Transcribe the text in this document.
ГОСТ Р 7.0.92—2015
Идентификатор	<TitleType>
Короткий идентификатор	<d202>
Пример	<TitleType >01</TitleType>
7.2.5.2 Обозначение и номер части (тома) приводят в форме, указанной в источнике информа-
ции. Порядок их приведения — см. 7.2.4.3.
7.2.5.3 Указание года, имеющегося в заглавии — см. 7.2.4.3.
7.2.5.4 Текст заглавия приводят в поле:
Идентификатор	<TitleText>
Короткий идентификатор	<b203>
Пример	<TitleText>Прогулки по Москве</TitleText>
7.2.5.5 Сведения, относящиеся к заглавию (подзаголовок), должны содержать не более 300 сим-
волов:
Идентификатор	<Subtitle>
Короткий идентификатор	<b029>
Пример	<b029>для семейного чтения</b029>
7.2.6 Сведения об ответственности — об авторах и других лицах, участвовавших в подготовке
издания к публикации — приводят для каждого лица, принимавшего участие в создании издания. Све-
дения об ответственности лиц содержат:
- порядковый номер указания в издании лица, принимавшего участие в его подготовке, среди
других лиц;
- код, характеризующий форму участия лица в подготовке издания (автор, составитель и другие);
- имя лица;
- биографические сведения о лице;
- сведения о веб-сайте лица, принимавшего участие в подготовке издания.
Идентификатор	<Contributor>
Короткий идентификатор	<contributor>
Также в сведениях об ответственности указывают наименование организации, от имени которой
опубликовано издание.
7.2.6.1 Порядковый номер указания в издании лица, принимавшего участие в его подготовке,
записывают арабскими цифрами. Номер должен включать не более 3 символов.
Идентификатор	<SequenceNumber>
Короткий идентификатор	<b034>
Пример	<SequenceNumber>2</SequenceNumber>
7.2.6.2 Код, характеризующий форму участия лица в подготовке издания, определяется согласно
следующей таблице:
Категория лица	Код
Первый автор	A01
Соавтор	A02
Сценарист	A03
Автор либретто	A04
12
########
§ **Aim of the task**: In the listing above, find each line with the word "ответственности" and copy it.

§ **Solved exercise**:
7.2.6 Сведения об ответственности — об авторах и других лицах, участвовавших в подготовке
дения об ответственности лиц содержат:
Также в сведениях об ответственности указывают наименование организации, от имени которой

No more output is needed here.